TASK BRIEF
Can you give all the records again without altering a single character?
------------------------------------------------------------
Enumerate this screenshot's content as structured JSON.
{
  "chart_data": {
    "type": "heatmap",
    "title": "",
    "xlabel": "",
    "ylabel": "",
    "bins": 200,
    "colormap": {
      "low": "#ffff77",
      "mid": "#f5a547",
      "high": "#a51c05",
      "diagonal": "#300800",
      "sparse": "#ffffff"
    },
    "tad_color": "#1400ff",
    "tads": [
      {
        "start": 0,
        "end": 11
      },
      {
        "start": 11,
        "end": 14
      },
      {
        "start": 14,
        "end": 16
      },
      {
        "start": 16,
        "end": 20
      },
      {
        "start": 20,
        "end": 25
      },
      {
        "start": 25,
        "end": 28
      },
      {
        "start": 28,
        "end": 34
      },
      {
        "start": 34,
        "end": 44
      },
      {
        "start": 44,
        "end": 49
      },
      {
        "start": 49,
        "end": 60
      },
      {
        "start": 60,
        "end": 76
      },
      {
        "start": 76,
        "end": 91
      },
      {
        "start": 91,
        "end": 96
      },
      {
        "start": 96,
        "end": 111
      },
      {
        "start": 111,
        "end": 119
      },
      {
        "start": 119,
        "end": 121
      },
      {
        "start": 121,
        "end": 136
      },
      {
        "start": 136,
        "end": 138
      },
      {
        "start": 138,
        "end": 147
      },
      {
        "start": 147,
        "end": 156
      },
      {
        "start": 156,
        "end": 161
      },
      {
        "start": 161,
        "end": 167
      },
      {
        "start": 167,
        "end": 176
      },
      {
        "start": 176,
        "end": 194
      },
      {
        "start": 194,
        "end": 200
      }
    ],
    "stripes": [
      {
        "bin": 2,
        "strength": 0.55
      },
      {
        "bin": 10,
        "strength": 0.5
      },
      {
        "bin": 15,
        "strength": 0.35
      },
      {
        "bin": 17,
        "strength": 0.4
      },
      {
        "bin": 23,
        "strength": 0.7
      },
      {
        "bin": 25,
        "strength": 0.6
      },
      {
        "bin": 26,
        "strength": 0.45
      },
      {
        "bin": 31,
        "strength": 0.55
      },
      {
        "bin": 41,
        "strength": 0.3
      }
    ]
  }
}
------------------------------------------------------------
ANSWER TO THIS PROBLEM
Enumerate this screenshot's content as structured JSON.
{
  "chart_data": {
    "type": "heatmap",
    "title": "",
    "xlabel": "",
    "ylabel": "",
    "bins": 200,
    "colormap": {
      "low": "#ffff77",
      "mid": "#f5a547",
      "high": "#a51c05",
      "diagonal": "#300800",
      "sparse": "#ffffff"
    },
    "tad_color": "#1400ff",
    "tads": [
      {
        "start": 0,
        "end": 11
      },
      {
        "start": 11,
        "end": 14
      },
      {
        "start": 14,
        "end": 16
      },
      {
        "start": 16,
        "end": 20
      },
      {
        "start": 20,
        "end": 25
      },
      {
        "start": 25,
        "end": 28
      },
      {
        "start": 28,
        "end": 34
      },
      {
        "start": 34,
        "end": 44
      },
      {
        "start": 44,
        "end": 49
      },
      {
        "start": 49,
        "end": 60
      },
      {
        "start": 60,
        "end": 76
      },
      {
        "start": 76,
        "end": 91
      },
      {
        "start": 91,
        "end": 96
      },
      {
        "start": 96,
        "end": 111
      },
      {
        "start": 111,
        "end": 119
      },
      {
        "start": 119,
        "end": 121
      },
      {
        "start": 121,
        "end": 136
      },
      {
        "start": 136,
        "end": 138
      },
      {
        "start": 138,
        "end": 147
      },
      {
        "start": 147,
        "end": 156
      },
      {
        "start": 156,
        "end": 161
      },
      {
        "start": 161,
        "end": 167
      },
      {
        "start": 167,
        "end": 176
      },
      {
        "start": 176,
        "end": 194
      },
      {
        "start": 194,
        "end": 200
      }
    ],
    "stripes": [
      {
        "bin": 2,
        "strength": 0.55
      },
      {
        "bin": 10,
        "strength": 0.5
      },
      {
        "bin": 15,
        "strength": 0.35
      },
      {
        "bin": 17,
        "strength": 0.4
      },
      {
        "bin": 23,
        "strength": 0.7
      },
      {
        "bin": 25,
        "strength": 0.6
      },
      {
        "bin": 26,
        "strength": 0.45
      },
      {
        "bin": 31,
        "strength": 0.55
      },
      {
        "bin": 41,
        "strength": 0.3
      }
    ]
  }
}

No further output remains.